▶ What this task involves: Show each line in the records below that includes the word "gänzlich".

Listings of elements and regions

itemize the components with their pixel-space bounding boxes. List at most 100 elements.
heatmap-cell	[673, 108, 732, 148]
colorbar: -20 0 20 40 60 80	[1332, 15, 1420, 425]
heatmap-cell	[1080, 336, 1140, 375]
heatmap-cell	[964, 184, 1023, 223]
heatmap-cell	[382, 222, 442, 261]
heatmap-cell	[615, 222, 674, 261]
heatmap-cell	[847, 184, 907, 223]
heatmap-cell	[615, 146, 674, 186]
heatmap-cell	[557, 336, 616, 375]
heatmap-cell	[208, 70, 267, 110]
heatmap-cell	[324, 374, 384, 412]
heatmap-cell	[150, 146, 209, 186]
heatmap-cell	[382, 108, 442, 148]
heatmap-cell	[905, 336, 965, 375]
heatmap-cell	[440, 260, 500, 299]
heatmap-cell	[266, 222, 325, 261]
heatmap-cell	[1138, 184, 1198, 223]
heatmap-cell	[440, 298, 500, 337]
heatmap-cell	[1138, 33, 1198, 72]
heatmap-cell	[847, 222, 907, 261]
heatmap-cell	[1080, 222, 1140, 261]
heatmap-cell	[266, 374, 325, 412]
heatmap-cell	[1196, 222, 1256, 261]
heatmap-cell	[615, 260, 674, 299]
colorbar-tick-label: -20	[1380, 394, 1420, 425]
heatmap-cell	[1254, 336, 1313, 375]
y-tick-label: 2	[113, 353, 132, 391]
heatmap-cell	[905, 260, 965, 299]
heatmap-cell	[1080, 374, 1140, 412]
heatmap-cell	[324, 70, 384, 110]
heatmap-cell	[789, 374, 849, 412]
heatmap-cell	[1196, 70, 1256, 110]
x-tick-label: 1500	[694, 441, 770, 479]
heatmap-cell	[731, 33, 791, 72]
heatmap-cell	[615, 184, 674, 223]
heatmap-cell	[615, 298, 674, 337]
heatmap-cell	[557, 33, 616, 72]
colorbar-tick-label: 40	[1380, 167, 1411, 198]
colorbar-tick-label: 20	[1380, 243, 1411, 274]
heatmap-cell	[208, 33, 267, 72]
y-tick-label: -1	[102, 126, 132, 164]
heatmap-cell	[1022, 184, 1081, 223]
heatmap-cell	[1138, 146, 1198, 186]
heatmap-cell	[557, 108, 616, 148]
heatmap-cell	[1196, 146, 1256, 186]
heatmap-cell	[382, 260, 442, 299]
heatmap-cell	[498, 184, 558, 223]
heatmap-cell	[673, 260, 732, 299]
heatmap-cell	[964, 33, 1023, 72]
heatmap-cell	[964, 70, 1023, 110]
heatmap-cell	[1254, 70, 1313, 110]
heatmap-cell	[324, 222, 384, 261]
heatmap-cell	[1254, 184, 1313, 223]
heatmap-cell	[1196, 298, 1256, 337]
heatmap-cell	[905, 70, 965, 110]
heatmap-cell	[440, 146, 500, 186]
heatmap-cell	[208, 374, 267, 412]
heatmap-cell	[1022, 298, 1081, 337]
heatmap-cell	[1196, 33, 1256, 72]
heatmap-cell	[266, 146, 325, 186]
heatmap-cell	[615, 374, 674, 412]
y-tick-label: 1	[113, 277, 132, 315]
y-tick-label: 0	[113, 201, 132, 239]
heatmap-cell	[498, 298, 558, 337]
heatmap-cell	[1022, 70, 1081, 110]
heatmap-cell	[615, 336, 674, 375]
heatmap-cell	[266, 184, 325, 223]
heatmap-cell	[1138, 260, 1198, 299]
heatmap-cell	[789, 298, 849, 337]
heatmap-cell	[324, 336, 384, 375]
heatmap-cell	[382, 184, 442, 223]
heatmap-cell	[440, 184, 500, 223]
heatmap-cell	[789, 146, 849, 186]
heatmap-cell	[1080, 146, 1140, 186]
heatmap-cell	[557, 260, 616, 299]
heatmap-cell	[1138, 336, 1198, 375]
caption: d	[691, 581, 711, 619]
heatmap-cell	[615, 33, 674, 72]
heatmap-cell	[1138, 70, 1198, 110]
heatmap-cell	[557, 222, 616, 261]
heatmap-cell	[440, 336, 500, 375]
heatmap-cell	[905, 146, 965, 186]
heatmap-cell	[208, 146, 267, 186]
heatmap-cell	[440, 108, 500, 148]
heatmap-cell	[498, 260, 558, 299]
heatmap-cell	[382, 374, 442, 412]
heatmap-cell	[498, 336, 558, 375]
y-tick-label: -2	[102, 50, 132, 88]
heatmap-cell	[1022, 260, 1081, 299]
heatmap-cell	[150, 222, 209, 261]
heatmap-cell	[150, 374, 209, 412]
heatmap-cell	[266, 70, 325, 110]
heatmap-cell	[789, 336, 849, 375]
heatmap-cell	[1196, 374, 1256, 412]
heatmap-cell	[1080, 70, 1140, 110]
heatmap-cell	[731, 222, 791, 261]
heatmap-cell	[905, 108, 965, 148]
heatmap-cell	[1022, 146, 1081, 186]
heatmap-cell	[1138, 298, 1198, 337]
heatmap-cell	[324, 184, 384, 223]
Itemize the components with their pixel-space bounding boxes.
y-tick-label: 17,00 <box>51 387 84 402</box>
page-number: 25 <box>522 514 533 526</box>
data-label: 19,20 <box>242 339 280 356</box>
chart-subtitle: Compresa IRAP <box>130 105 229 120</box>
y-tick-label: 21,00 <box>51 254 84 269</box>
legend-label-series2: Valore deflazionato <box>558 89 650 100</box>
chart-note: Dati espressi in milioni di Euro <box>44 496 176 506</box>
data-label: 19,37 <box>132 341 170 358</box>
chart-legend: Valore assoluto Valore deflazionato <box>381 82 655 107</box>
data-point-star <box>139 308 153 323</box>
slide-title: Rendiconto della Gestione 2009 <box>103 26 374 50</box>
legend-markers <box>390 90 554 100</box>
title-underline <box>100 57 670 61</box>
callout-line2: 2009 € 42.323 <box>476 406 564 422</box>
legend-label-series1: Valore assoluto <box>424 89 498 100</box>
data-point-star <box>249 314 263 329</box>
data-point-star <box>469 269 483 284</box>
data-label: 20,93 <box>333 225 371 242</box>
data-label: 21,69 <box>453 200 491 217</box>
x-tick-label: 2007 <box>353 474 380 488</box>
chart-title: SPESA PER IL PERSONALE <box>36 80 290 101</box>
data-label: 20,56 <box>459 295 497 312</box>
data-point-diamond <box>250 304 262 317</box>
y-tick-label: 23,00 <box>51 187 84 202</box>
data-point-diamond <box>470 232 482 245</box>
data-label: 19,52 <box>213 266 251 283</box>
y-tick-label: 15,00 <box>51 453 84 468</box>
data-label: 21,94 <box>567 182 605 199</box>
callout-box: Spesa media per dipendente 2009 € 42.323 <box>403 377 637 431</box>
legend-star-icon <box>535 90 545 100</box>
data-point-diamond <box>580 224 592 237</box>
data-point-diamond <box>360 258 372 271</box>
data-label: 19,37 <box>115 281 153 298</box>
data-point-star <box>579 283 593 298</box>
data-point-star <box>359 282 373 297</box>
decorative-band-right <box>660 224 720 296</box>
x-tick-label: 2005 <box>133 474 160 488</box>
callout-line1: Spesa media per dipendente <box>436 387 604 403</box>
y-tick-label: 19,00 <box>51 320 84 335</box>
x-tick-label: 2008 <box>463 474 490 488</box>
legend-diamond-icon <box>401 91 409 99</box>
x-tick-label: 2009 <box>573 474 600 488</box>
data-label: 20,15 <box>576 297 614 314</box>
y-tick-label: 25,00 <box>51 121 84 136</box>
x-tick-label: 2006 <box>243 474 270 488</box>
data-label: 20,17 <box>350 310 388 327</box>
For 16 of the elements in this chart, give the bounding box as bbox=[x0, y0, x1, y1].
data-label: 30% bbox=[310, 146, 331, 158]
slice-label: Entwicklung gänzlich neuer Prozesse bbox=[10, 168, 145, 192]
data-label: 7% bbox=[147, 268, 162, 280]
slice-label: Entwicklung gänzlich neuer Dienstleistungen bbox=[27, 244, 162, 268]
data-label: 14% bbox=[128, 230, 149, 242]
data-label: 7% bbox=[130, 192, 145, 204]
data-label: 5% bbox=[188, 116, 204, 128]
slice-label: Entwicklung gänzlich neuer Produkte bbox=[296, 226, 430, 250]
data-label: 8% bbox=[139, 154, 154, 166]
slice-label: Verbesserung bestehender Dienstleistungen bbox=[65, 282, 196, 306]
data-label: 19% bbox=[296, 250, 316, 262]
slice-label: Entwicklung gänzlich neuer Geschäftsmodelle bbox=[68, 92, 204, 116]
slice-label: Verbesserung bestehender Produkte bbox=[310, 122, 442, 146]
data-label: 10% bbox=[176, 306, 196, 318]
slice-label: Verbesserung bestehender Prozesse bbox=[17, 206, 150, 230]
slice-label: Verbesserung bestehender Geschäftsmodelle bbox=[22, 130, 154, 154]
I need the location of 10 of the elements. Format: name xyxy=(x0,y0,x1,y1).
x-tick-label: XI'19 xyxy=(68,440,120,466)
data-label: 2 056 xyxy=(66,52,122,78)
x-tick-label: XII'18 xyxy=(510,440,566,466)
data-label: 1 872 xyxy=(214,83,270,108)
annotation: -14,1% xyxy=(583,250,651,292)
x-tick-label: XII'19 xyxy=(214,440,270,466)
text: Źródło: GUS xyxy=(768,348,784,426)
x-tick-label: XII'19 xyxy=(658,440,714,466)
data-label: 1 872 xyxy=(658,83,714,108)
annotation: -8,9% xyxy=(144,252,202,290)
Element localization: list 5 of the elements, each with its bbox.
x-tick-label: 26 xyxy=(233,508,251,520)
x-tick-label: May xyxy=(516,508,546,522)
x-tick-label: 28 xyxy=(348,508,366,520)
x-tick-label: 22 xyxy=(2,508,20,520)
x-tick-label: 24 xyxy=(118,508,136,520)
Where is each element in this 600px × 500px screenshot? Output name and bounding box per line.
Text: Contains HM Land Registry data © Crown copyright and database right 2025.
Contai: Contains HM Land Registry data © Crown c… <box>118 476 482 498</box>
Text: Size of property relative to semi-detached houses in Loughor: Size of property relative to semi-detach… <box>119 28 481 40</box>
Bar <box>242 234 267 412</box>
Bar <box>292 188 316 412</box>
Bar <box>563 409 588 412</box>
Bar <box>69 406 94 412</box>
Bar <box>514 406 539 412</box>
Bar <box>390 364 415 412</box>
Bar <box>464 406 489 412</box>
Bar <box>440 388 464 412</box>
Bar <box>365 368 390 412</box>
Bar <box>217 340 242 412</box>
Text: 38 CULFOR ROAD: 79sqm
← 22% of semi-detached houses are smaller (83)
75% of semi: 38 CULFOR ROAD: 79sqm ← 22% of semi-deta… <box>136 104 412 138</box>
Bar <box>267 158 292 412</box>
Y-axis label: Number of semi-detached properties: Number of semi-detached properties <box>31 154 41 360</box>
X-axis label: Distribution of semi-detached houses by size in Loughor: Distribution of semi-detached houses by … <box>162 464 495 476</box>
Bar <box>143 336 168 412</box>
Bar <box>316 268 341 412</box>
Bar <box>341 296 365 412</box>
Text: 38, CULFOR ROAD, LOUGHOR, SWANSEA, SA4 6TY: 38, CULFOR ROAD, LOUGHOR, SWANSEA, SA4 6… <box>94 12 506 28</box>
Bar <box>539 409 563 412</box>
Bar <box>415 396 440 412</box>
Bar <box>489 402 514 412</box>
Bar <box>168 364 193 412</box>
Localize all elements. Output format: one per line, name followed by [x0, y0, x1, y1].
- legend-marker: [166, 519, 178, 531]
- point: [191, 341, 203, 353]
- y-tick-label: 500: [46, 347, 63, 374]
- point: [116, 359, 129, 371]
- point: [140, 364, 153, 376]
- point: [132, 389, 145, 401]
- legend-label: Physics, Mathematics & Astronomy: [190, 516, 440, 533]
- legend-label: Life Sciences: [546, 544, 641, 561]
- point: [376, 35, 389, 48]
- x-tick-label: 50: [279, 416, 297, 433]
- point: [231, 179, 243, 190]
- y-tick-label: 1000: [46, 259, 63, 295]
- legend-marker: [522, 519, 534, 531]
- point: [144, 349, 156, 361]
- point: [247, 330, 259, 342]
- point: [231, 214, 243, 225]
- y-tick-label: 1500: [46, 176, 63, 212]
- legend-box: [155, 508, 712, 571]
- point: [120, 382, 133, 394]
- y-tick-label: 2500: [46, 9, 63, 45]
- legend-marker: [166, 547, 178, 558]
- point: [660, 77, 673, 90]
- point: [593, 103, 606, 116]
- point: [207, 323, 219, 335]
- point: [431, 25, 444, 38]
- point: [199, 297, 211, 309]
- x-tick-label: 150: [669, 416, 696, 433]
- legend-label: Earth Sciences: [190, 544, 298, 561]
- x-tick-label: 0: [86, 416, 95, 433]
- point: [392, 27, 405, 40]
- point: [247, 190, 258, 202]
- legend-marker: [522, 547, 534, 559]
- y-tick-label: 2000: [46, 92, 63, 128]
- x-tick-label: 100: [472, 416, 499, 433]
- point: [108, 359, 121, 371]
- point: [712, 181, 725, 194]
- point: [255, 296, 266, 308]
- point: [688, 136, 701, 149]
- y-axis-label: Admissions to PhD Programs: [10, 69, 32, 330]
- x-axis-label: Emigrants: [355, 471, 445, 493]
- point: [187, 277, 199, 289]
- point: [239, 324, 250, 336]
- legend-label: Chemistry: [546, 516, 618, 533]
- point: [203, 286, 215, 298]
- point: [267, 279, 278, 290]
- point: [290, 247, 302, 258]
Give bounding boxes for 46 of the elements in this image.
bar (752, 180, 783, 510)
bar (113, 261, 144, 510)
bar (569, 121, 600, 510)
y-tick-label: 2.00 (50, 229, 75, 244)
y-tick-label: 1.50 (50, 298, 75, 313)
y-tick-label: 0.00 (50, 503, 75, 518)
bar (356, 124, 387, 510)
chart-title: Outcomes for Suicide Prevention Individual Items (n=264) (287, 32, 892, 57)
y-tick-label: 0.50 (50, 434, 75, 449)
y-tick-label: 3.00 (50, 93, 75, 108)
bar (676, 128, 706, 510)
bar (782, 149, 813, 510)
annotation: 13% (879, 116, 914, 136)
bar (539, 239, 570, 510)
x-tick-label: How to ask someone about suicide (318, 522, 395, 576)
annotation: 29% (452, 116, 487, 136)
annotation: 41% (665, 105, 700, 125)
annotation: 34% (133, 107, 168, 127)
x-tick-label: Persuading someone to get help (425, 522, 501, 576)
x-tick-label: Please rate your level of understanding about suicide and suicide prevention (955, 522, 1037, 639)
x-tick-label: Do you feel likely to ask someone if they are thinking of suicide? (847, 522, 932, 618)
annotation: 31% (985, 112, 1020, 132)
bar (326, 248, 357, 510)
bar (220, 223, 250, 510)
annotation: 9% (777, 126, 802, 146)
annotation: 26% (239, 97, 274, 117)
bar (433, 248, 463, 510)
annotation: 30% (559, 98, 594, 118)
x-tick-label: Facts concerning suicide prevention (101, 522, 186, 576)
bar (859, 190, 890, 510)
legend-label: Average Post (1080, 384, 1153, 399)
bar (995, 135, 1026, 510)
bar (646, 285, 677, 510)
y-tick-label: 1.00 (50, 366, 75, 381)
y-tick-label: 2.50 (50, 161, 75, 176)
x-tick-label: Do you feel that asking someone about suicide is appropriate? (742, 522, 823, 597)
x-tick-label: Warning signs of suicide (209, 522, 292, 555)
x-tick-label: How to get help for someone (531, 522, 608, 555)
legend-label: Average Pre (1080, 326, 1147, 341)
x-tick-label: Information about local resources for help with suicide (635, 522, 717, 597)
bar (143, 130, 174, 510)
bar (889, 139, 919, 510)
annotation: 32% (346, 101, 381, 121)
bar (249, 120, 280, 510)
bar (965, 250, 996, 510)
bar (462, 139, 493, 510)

▶ Written response:
slice-label: Entwicklung gänzlich neuer Prozesse bbox=[10, 168, 145, 192]
slice-label: Entwicklung gänzlich neuer Dienstleistungen bbox=[27, 244, 162, 268]
slice-label: Entwicklung gänzlich neuer Produkte bbox=[296, 226, 430, 250]
slice-label: Entwicklung gänzlich neuer Geschäftsmodelle bbox=[68, 92, 204, 116]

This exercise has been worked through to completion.